Friends of Animals v. United States Fish & Wildlife Service
879 F.3d 1000
| 9th Cir. | 2018Background
- Northern spotted owl listed as threatened (ESA); habitat loss and competition from invading barred owls contributed to declines.
- U.S. Fish and Wildlife Service adopted a recovery plan recommending large-scale experimental removal of barred owls to study effects on spotted owl occupancy, reproduction, and survival.
- Service prepared an EIS and issued a scientific-collecting permit under 50 C.F.R. § 21.23 authorizing lethal and nonlethal take (modified from 3,600 to 1,600 barred owls); specimens to be donated to research institutions.
- Friends of Animals and Predator Defense sued, arguing the Migratory Bird Treaty Act (MBTA) prohibits permitting scientific takes unless the taking advances conservation or understanding of the very species taken (the "same-species theory").
- District court granted summary judgment to the Service; on appeal, the Ninth Circuit reviewed only the MBTA claim and affirmed.

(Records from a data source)
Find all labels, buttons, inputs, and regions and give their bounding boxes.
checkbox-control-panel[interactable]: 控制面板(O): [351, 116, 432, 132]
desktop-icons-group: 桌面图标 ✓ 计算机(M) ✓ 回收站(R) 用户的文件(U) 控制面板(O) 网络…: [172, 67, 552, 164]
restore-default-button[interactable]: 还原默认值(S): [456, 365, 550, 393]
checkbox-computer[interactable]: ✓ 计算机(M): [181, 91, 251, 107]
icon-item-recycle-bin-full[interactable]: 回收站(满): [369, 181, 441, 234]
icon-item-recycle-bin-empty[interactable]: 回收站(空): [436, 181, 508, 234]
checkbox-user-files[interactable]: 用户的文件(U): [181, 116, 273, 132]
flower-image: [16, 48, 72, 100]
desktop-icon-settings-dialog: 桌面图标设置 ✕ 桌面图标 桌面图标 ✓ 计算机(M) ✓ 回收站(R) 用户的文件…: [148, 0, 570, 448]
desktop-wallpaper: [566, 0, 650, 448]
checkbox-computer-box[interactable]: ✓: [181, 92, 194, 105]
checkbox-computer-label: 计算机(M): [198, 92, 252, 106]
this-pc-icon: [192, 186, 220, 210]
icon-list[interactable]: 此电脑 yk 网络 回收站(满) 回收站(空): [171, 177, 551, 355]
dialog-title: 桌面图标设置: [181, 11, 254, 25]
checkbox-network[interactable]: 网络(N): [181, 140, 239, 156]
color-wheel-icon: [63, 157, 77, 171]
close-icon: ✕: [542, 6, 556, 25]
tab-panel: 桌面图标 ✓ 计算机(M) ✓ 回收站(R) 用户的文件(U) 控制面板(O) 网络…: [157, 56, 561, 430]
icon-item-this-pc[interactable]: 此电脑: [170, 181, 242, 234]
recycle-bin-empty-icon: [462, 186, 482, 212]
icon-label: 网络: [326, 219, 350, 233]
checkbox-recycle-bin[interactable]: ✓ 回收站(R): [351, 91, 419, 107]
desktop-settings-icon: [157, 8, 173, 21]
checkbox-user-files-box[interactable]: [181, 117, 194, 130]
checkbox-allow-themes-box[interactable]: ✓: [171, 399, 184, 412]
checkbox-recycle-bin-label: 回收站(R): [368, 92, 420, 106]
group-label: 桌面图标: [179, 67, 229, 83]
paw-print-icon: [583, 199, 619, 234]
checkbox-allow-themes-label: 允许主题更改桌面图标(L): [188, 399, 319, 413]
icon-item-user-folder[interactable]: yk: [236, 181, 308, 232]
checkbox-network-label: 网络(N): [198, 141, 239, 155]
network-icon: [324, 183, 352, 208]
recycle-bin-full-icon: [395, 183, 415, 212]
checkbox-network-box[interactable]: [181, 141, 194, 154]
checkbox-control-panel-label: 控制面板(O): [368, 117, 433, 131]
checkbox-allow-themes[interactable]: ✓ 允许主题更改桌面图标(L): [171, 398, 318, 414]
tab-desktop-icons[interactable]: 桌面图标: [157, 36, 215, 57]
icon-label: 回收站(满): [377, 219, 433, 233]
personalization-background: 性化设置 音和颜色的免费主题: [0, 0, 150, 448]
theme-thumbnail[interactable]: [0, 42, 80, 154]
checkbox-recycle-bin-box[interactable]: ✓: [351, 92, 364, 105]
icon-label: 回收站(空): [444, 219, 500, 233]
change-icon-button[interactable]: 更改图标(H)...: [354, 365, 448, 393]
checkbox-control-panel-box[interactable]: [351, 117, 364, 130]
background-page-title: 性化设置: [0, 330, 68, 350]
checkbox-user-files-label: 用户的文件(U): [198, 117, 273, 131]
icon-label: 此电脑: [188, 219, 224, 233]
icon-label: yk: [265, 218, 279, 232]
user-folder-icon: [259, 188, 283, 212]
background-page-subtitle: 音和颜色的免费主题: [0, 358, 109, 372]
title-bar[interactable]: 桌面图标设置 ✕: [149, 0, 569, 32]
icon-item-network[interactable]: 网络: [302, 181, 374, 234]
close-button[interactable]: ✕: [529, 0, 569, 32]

> **Problems and tasks**:
(1) From the case summary above, reproduce word for word the passage that starts with "Friends of Animals v." and goes on through "to research institutions.".
(2) Select every line of the records that contains the string "icons".

> **The solutions**:
(1)
Friends of Animals v. United States Fish & Wildlife Service
879 F.3d 1000
| 9th Cir. | 2018Background
- Northern spotted owl listed as threatened (ESA); habitat loss and competition from invading barred owls contributed to declines.
- U.S. Fish and Wildlife Service adopted a recovery plan recommending large-scale experimental removal of barred owls to study effects on spotted owl occupancy, reproduction, and survival.
- Service prepared an EIS and issued a scientific-collecting permit under 50 C.F.R. § 21.23 authorizing lethal and nonlethal take (modified from 3,600 to 1,600 barred owls); specimens to be donated to research institutions.

(2)
desktop-icons-group: 桌面图标 ✓ 计算机(M) ✓ 回收站(R) 用户的文件(U) 控制面板(O) 网络…: [172, 67, 552, 164]
tab-desktop-icons[interactable]: 桌面图标: [157, 36, 215, 57]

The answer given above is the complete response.